* START *

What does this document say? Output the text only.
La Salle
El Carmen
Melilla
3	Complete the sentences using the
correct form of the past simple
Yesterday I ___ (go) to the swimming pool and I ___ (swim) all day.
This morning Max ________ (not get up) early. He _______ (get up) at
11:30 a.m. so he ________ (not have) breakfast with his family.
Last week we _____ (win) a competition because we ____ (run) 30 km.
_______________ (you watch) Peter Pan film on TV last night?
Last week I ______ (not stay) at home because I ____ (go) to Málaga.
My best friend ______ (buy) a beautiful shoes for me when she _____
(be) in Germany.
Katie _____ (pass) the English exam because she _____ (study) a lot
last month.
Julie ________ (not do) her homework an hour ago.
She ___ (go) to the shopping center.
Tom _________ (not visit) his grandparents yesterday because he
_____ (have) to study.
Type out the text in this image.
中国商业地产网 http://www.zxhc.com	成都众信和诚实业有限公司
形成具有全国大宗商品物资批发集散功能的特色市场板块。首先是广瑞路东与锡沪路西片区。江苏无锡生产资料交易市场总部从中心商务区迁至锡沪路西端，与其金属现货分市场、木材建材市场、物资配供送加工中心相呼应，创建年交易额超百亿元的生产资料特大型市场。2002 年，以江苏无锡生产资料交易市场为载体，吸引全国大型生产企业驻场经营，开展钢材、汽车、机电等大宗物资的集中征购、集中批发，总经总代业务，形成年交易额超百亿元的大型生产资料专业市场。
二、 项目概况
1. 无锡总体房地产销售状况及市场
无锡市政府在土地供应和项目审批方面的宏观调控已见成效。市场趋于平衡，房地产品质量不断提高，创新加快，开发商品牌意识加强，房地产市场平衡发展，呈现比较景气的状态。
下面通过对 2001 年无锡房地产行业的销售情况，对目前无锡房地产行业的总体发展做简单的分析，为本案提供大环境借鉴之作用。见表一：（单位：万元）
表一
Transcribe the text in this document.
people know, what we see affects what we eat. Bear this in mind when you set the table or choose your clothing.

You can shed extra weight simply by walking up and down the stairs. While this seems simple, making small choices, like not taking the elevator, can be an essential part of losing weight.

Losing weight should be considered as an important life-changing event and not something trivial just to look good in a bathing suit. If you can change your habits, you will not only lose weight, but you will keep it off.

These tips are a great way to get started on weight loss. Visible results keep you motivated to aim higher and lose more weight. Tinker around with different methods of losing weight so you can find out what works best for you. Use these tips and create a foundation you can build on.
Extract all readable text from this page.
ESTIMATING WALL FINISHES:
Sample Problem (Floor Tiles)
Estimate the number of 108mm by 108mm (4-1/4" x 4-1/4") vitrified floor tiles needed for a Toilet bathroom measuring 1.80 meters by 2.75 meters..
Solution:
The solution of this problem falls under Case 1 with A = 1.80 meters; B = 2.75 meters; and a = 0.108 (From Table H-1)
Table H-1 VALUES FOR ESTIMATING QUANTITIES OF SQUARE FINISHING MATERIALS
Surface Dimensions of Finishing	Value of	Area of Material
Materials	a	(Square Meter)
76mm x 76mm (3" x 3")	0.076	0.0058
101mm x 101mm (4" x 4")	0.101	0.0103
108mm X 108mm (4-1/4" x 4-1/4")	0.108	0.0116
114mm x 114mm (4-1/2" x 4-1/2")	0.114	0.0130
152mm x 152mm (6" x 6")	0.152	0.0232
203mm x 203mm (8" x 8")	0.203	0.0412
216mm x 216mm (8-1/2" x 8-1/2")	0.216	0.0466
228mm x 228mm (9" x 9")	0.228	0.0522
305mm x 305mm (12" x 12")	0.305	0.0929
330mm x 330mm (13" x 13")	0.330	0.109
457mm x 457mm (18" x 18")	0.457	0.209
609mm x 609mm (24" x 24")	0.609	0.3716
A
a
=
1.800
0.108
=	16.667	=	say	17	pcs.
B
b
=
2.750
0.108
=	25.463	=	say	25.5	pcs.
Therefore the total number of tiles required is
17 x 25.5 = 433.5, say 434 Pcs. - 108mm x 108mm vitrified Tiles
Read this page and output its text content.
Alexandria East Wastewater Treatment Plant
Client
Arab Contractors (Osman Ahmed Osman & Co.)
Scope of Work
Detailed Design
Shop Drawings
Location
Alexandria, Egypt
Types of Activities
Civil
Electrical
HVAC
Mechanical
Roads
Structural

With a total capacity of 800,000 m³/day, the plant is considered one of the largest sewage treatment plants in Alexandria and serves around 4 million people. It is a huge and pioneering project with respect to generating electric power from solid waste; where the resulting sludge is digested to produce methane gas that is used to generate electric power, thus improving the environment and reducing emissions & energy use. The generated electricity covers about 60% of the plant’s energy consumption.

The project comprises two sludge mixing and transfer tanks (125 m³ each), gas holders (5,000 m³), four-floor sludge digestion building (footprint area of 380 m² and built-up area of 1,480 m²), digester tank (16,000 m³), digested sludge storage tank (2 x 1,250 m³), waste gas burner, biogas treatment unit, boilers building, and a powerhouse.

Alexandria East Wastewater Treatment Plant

* END *

» **Task prompt**
Copy out every line from the records that has the word "ESTIMATING".

» **Finished task**
ESTIMATING WALL FINISHES:
Table H-1 VALUES FOR ESTIMATING QUANTITIES OF SQUARE FINISHING MATERIALS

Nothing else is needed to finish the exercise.